Aim:
Report how many lines of these entries hold the string "character"; reply with the number alone.

>> start Exercise material

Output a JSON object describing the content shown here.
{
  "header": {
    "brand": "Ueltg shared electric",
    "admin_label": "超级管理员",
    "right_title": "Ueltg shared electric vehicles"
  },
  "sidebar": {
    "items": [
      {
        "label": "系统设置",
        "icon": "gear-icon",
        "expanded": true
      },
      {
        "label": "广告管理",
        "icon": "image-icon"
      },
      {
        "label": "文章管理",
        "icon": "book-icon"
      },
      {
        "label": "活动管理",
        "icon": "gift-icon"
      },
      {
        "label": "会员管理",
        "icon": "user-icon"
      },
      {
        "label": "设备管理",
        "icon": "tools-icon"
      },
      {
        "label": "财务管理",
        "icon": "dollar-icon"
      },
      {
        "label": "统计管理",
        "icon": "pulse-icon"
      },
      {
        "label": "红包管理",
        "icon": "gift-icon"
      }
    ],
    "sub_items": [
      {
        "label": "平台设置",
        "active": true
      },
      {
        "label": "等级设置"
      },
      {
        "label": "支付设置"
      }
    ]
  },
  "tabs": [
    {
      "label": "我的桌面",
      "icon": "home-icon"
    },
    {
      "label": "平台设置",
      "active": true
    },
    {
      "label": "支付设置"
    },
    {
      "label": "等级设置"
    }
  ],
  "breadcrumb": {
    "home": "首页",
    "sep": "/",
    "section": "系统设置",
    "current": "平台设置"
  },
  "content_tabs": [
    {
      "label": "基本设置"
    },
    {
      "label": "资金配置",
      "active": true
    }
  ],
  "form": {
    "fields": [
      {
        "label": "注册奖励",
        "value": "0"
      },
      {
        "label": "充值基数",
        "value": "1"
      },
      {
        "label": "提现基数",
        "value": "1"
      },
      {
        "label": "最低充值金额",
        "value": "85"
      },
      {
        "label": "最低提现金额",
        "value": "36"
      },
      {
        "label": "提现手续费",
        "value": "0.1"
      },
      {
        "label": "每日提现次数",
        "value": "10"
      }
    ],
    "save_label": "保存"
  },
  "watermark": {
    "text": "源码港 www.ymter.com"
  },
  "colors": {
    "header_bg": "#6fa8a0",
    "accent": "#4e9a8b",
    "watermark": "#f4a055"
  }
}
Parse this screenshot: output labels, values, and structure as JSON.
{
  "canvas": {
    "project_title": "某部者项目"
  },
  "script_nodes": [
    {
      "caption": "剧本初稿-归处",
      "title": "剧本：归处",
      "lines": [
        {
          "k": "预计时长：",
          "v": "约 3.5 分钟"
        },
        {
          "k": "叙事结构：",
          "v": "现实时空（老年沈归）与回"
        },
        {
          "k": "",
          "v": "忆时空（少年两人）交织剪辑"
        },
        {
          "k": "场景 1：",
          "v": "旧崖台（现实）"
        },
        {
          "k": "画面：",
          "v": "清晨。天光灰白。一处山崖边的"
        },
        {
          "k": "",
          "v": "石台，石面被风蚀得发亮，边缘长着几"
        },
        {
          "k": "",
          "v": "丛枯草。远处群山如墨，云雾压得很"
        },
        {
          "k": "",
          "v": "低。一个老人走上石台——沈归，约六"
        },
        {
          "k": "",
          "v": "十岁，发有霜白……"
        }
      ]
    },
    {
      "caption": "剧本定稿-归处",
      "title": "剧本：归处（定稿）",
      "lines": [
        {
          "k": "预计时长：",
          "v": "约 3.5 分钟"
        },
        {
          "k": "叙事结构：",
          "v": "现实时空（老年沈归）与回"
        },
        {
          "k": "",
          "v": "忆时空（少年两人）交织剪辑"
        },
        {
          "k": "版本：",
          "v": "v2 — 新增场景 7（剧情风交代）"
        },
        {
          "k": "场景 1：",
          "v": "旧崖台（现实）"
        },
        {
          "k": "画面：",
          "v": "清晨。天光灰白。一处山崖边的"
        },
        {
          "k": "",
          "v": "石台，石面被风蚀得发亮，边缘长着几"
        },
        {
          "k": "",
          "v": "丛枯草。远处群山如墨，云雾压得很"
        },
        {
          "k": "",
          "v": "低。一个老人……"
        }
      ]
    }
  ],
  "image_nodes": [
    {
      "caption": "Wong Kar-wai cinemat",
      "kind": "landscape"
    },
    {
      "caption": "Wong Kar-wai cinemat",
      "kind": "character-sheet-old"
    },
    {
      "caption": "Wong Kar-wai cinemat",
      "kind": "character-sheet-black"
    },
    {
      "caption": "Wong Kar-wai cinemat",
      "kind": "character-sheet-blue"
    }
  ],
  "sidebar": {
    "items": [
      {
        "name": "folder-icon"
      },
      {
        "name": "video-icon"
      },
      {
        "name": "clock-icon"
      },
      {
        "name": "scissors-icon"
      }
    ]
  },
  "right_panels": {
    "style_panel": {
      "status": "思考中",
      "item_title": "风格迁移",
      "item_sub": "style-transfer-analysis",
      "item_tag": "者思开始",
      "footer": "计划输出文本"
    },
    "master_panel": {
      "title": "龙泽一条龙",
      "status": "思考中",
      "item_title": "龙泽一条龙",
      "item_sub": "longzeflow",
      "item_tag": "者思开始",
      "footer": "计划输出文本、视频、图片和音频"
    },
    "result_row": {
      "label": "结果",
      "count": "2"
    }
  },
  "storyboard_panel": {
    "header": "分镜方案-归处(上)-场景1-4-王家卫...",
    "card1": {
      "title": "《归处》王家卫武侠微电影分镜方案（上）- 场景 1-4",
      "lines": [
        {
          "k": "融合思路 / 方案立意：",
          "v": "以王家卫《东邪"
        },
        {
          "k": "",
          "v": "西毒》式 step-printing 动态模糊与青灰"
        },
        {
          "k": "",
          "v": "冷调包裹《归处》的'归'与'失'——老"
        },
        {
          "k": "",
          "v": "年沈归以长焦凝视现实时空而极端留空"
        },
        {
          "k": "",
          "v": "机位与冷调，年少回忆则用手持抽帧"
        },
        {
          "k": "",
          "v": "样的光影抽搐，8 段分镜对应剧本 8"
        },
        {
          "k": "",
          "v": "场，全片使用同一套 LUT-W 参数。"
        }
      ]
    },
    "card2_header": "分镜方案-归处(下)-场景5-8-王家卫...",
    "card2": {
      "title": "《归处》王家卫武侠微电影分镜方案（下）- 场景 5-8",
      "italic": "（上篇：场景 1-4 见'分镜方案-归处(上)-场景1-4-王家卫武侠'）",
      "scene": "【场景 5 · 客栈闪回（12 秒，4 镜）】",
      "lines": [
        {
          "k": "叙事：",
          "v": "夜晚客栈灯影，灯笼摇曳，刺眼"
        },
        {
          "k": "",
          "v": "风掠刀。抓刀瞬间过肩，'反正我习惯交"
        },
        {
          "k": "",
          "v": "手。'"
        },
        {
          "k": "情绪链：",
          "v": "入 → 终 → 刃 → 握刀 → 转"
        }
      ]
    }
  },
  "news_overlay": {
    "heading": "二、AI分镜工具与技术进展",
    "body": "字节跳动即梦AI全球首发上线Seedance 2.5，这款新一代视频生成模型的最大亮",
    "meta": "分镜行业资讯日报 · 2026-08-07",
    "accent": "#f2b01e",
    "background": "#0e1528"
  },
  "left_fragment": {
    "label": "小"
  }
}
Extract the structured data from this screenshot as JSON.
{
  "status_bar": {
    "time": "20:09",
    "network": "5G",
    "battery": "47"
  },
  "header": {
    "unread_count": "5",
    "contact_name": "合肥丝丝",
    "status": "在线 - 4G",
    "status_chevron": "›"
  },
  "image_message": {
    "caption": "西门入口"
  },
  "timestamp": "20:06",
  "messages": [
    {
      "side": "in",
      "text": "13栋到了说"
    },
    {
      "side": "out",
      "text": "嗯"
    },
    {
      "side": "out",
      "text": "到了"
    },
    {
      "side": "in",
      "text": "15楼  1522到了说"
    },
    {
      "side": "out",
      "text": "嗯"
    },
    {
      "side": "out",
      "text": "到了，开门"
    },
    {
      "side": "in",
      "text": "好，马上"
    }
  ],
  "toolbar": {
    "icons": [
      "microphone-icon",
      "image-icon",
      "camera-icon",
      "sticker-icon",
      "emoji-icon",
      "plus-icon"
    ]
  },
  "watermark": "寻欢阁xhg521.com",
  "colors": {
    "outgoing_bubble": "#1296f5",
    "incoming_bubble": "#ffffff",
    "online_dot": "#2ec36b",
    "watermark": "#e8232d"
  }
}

>> end Exercise material

Exercise answer:
3